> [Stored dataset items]
----
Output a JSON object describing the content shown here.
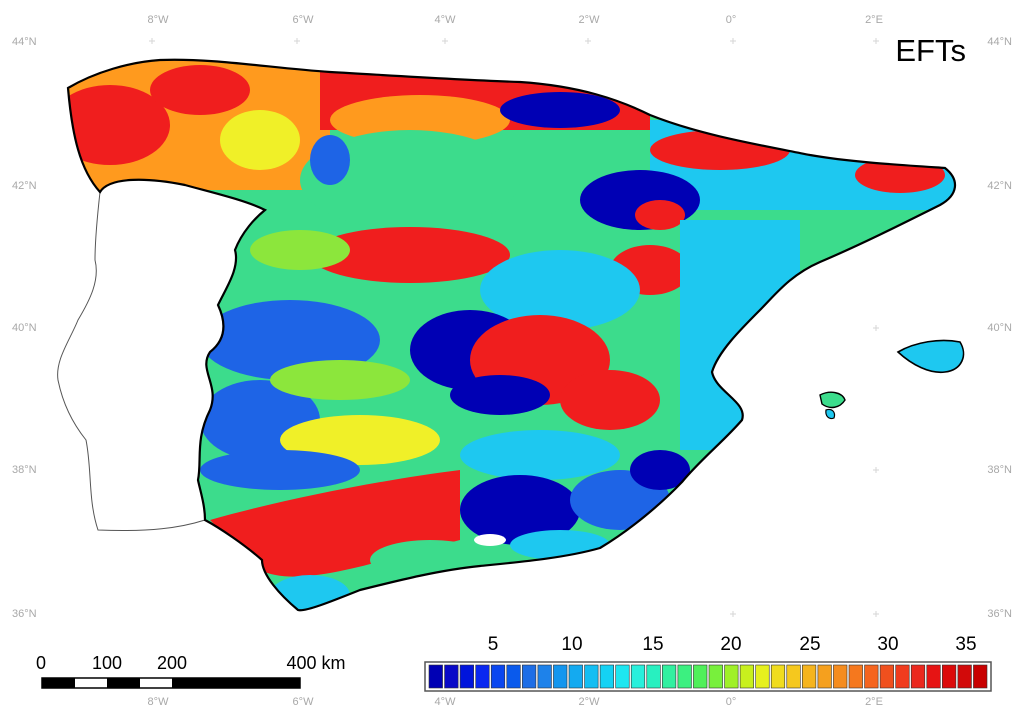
{
  "map": {
    "title": "EFTs",
    "top_longitude_labels": [
      "8°W",
      "6°W",
      "4°W",
      "2°W",
      "0°",
      "2°E"
    ],
    "bottom_longitude_labels": [
      "8°W",
      "6°W",
      "4°W",
      "2°W",
      "0°",
      "2°E"
    ],
    "latitude_labels": [
      "44°N",
      "42°N",
      "40°N",
      "38°N",
      "36°N"
    ],
    "region_colors": {
      "portugal": "#ffffff",
      "dark_blue": "#0000b4",
      "blue": "#1e64e6",
      "cyan": "#1ec8f0",
      "green": "#3cdc8c",
      "light_green": "#8ce63c",
      "yellow": "#f0f028",
      "orange": "#ff9a1e",
      "red": "#f01e1e"
    }
  },
  "scale_bar": {
    "labels": [
      "0",
      "100",
      "200",
      "400 km"
    ]
  },
  "legend": {
    "tick_labels": [
      "5",
      "10",
      "15",
      "20",
      "25",
      "30",
      "35"
    ],
    "colors": [
      "#0000b4",
      "#0a0ac8",
      "#0014dc",
      "#0a28f0",
      "#0a46f0",
      "#0a5aec",
      "#1e6ee6",
      "#1e82ea",
      "#1496ee",
      "#14aaf0",
      "#14bef2",
      "#14d2f4",
      "#1ee6f0",
      "#28f0dc",
      "#28f0c0",
      "#32f0a0",
      "#3cf080",
      "#50f05a",
      "#78f03c",
      "#a0f028",
      "#c8f01e",
      "#e6f01e",
      "#f0dc1e",
      "#f5c81e",
      "#f5b41e",
      "#f5a01e",
      "#f58c1e",
      "#f5781e",
      "#f5641e",
      "#f0501e",
      "#f03c1e",
      "#eb281e",
      "#e61414",
      "#dc0a0a",
      "#d20a0a",
      "#c80000"
    ]
  }
}
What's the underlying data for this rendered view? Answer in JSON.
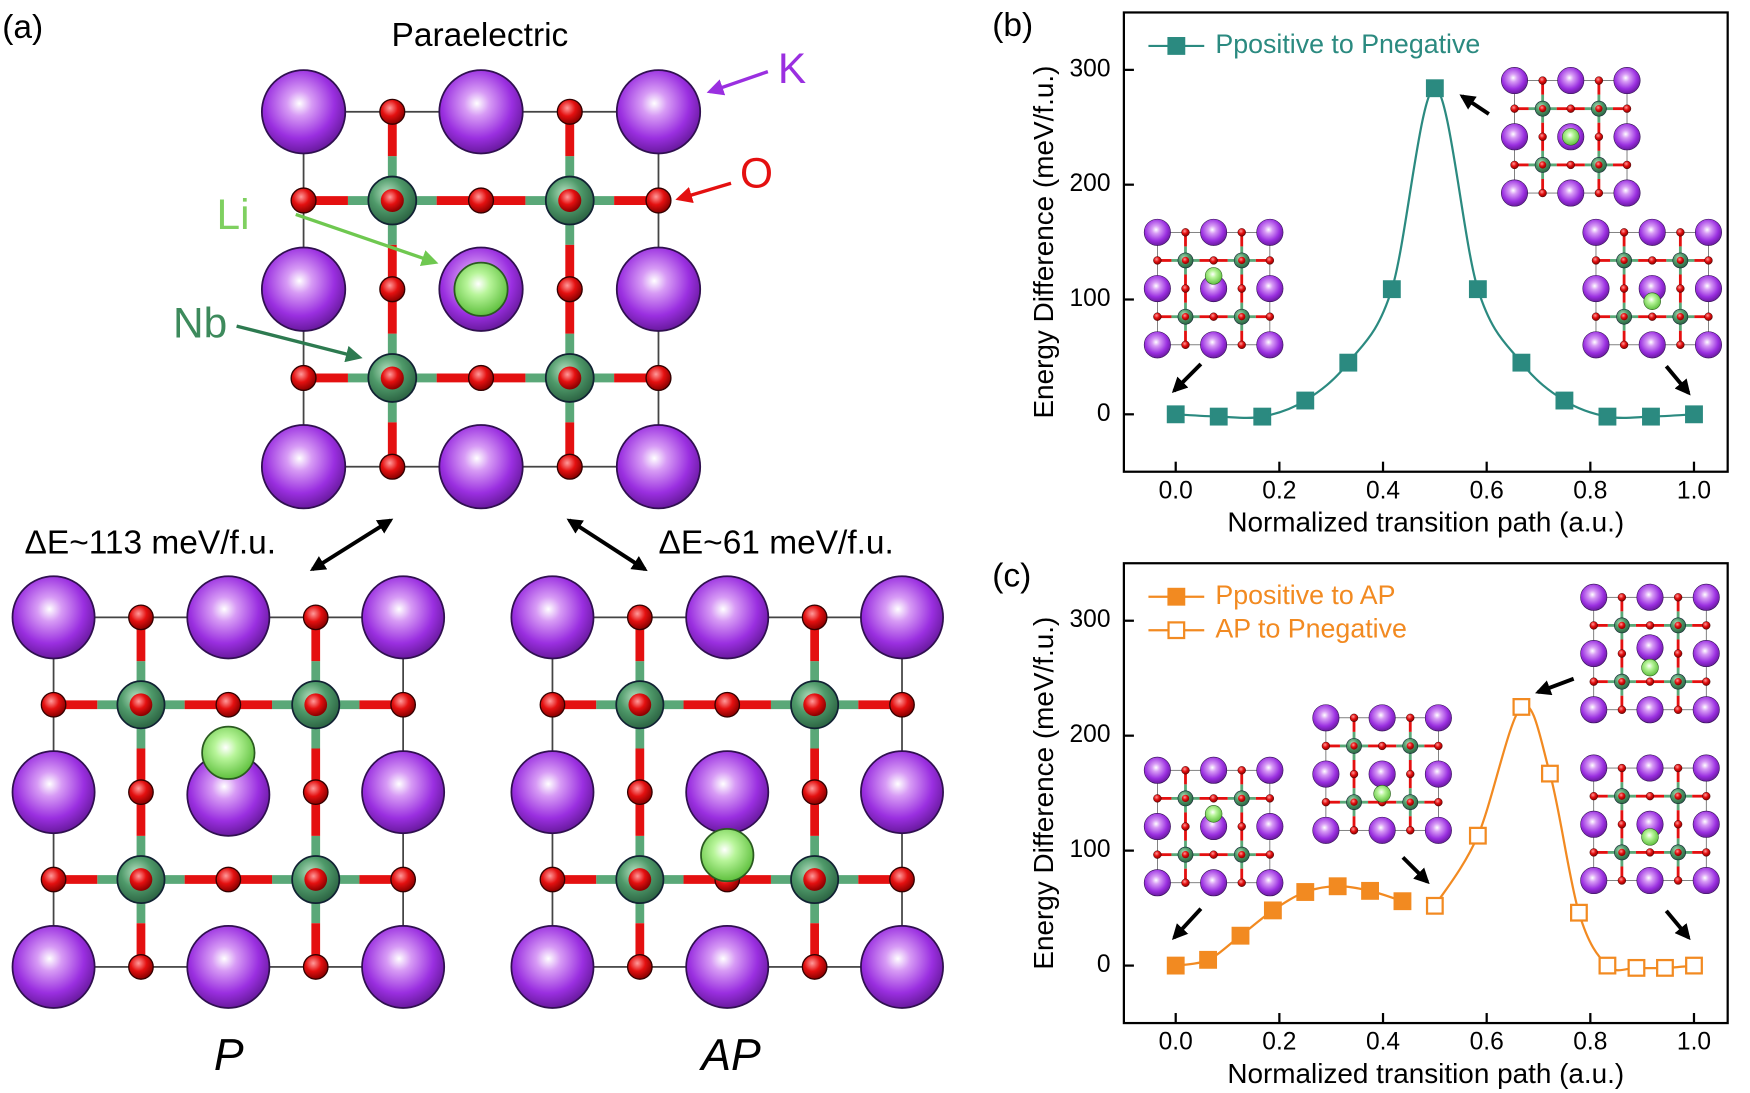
----
> [Written problem]
Restate the whole listing above exactly, except for its images.

> [The output]
Output a JSON object describing the content shown here.
{
  "map": {
    "title": "EFTs",
    "top_longitude_labels": [
      "8°W",
      "6°W",
      "4°W",
      "2°W",
      "0°",
      "2°E"
    ],
    "bottom_longitude_labels": [
      "8°W",
      "6°W",
      "4°W",
      "2°W",
      "0°",
      "2°E"
    ],
    "latitude_labels": [
      "44°N",
      "42°N",
      "40°N",
      "38°N",
      "36°N"
    ],
    "region_colors": {
      "portugal": "#ffffff",
      "dark_blue": "#0000b4",
      "blue": "#1e64e6",
      "cyan": "#1ec8f0",
      "green": "#3cdc8c",
      "light_green": "#8ce63c",
      "yellow": "#f0f028",
      "orange": "#ff9a1e",
      "red": "#f01e1e"
    }
  },
  "scale_bar": {
    "labels": [
      "0",
      "100",
      "200",
      "400 km"
    ]
  },
  "legend": {
    "tick_labels": [
      "5",
      "10",
      "15",
      "20",
      "25",
      "30",
      "35"
    ],
    "colors": [
      "#0000b4",
      "#0a0ac8",
      "#0014dc",
      "#0a28f0",
      "#0a46f0",
      "#0a5aec",
      "#1e6ee6",
      "#1e82ea",
      "#1496ee",
      "#14aaf0",
      "#14bef2",
      "#14d2f4",
      "#1ee6f0",
      "#28f0dc",
      "#28f0c0",
      "#32f0a0",
      "#3cf080",
      "#50f05a",
      "#78f03c",
      "#a0f028",
      "#c8f01e",
      "#e6f01e",
      "#f0dc1e",
      "#f5c81e",
      "#f5b41e",
      "#f5a01e",
      "#f58c1e",
      "#f5781e",
      "#f5641e",
      "#f0501e",
      "#f03c1e",
      "#eb281e",
      "#e61414",
      "#dc0a0a",
      "#d20a0a",
      "#c80000"
    ]
  }
}
What's the underlying data for this rendered view? Answer in JSON.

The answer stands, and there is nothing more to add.